[BEGIN RECORDS SUPPLIED]
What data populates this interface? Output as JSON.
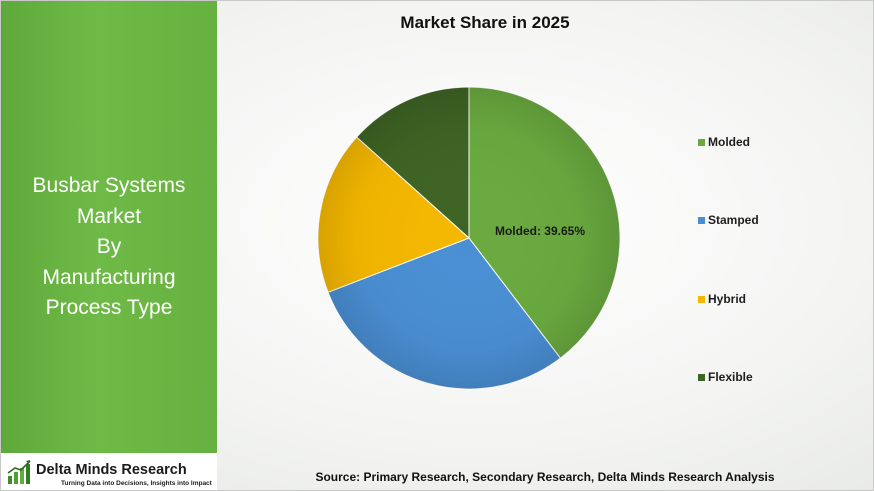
{
  "sidebar": {
    "title_lines": [
      "Busbar Systems",
      "Market",
      "By",
      "Manufacturing",
      "Process Type"
    ]
  },
  "logo": {
    "name": "Delta Minds Research",
    "tagline": "Turning Data into Decisions, Insights into Impact",
    "icon": "bar-chart-growth-icon"
  },
  "source": "Source: Primary Research, Secondary Research, Delta Minds Research Analysis",
  "chart_data": {
    "type": "pie",
    "title": "Market Share in 2025",
    "categories": [
      "Molded",
      "Stamped",
      "Hybrid",
      "Flexible"
    ],
    "values": [
      39.65,
      29.5,
      17.5,
      13.35
    ],
    "colors": [
      "#6aaa3f",
      "#4a8fd4",
      "#f5b800",
      "#3e6424"
    ],
    "data_labels": [
      {
        "category": "Molded",
        "text": "Molded: 39.65%"
      }
    ],
    "legend_position": "right"
  }
}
[END RECORDS SUPPLIED]
Out of the preceding entries, pull every line containing the string "Delta".

    "name": "Delta Minds Research",
  "source": "Source: Primary Research, Secondary Research, Delta Minds Research Analysis",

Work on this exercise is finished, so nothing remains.